(Dataset excerpt)

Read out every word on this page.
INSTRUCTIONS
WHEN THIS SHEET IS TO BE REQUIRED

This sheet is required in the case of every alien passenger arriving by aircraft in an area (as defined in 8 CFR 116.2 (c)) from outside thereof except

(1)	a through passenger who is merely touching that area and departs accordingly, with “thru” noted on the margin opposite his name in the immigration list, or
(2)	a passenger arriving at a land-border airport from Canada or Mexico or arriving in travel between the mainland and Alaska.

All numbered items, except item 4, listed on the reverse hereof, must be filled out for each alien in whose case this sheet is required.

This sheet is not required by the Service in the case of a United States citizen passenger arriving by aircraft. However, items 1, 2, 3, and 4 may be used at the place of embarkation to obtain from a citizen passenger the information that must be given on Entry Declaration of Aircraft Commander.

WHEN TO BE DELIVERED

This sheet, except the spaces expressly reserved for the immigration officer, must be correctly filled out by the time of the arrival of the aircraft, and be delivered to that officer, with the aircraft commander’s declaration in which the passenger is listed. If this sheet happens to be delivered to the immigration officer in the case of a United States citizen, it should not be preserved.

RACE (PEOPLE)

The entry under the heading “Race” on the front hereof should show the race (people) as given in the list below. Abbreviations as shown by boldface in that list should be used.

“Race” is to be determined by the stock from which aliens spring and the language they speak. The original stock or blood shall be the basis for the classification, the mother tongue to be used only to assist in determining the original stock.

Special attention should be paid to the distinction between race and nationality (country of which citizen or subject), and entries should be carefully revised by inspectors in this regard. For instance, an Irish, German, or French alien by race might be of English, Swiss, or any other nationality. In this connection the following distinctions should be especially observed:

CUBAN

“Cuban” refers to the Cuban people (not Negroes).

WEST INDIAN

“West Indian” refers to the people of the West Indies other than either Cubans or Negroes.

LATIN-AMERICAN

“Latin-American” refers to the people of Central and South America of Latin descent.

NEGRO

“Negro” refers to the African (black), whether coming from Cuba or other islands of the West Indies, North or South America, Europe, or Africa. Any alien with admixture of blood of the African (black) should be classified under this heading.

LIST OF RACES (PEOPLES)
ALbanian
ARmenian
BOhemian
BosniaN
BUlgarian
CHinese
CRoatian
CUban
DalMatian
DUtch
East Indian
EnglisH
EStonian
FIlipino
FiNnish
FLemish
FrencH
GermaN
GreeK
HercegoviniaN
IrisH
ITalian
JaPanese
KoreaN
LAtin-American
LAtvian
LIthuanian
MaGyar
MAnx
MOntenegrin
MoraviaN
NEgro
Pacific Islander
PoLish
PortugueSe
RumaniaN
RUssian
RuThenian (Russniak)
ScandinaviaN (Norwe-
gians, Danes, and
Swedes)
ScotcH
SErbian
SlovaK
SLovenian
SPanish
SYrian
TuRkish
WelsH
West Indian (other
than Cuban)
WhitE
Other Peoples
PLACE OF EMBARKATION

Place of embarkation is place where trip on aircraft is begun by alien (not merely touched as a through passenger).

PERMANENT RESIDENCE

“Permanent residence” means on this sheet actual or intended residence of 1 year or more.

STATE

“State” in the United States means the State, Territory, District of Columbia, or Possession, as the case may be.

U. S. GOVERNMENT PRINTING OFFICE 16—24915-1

### PROBLEM REQUIREMENTS
Tally the lines in this data that hold the word "merely" and state only the count.

### THE SOLUTION
2